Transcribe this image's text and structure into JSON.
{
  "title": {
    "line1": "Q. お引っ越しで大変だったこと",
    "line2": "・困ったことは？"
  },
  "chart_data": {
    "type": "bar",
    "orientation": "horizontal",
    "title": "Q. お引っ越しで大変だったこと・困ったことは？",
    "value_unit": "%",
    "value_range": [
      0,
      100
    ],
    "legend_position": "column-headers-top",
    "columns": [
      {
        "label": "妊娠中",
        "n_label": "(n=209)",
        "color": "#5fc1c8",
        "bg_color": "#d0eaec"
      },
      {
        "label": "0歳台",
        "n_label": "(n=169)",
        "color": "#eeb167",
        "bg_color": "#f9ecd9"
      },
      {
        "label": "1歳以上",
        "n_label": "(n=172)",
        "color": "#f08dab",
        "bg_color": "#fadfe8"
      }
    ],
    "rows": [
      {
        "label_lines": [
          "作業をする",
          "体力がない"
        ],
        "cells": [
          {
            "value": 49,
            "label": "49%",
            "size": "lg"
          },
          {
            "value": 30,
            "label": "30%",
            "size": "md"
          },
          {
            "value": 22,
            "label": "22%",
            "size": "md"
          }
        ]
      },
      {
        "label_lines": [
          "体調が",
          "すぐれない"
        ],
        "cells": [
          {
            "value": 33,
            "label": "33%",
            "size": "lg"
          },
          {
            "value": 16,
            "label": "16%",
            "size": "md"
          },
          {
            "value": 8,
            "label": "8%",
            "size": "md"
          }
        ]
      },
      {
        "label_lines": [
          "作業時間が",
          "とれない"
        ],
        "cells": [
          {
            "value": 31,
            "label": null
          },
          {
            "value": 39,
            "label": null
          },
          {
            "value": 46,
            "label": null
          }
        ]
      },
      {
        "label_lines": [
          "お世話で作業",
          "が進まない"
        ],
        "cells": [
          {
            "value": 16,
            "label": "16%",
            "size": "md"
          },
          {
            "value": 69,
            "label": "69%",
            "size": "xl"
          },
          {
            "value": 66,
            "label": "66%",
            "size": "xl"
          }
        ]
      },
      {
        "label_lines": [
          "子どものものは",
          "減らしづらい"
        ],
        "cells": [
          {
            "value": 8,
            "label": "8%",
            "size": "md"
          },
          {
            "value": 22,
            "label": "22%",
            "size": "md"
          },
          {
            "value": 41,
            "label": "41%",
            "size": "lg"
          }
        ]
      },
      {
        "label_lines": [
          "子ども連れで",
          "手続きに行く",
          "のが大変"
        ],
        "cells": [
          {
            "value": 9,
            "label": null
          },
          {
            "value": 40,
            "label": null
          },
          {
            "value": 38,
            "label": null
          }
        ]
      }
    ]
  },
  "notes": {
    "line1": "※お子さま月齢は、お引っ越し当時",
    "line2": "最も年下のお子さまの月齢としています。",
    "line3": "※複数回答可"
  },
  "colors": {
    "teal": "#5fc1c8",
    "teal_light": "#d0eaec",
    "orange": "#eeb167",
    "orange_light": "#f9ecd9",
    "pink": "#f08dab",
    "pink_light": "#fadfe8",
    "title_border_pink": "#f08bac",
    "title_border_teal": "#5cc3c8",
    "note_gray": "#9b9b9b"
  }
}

● **CHALLENGE**
Repeat the data verbatim.

● **EXERCISE RESPONSE**
Transcribe this image's text and structure into JSON.
{
  "title": {
    "line1": "Q. お引っ越しで大変だったこと",
    "line2": "・困ったことは？"
  },
  "chart_data": {
    "type": "bar",
    "orientation": "horizontal",
    "title": "Q. お引っ越しで大変だったこと・困ったことは？",
    "value_unit": "%",
    "value_range": [
      0,
      100
    ],
    "legend_position": "column-headers-top",
    "columns": [
      {
        "label": "妊娠中",
        "n_label": "(n=209)",
        "color": "#5fc1c8",
        "bg_color": "#d0eaec"
      },
      {
        "label": "0歳台",
        "n_label": "(n=169)",
        "color": "#eeb167",
        "bg_color": "#f9ecd9"
      },
      {
        "label": "1歳以上",
        "n_label": "(n=172)",
        "color": "#f08dab",
        "bg_color": "#fadfe8"
      }
    ],
    "rows": [
      {
        "label_lines": [
          "作業をする",
          "体力がない"
        ],
        "cells": [
          {
            "value": 49,
            "label": "49%",
            "size": "lg"
          },
          {
            "value": 30,
            "label": "30%",
            "size": "md"
          },
          {
            "value": 22,
            "label": "22%",
            "size": "md"
          }
        ]
      },
      {
        "label_lines": [
          "体調が",
          "すぐれない"
        ],
        "cells": [
          {
            "value": 33,
            "label": "33%",
            "size": "lg"
          },
          {
            "value": 16,
            "label": "16%",
            "size": "md"
          },
          {
            "value": 8,
            "label": "8%",
            "size": "md"
          }
        ]
      },
      {
        "label_lines": [
          "作業時間が",
          "とれない"
        ],
        "cells": [
          {
            "value": 31,
            "label": null
          },
          {
            "value": 39,
            "label": null
          },
          {
            "value": 46,
            "label": null
          }
        ]
      },
      {
        "label_lines": [
          "お世話で作業",
          "が進まない"
        ],
        "cells": [
          {
            "value": 16,
            "label": "16%",
            "size": "md"
          },
          {
            "value": 69,
            "label": "69%",
            "size": "xl"
          },
          {
            "value": 66,
            "label": "66%",
            "size": "xl"
          }
        ]
      },
      {
        "label_lines": [
          "子どものものは",
          "減らしづらい"
        ],
        "cells": [
          {
            "value": 8,
            "label": "8%",
            "size": "md"
          },
          {
            "value": 22,
            "label": "22%",
            "size": "md"
          },
          {
            "value": 41,
            "label": "41%",
            "size": "lg"
          }
        ]
      },
      {
        "label_lines": [
          "子ども連れで",
          "手続きに行く",
          "のが大変"
        ],
        "cells": [
          {
            "value": 9,
            "label": null
          },
          {
            "value": 40,
            "label": null
          },
          {
            "value": 38,
            "label": null
          }
        ]
      }
    ]
  },
  "notes": {
    "line1": "※お子さま月齢は、お引っ越し当時",
    "line2": "最も年下のお子さまの月齢としています。",
    "line3": "※複数回答可"
  },
  "colors": {
    "teal": "#5fc1c8",
    "teal_light": "#d0eaec",
    "orange": "#eeb167",
    "orange_light": "#f9ecd9",
    "pink": "#f08dab",
    "pink_light": "#fadfe8",
    "title_border_pink": "#f08bac",
    "title_border_teal": "#5cc3c8",
    "note_gray": "#9b9b9b"
  }
}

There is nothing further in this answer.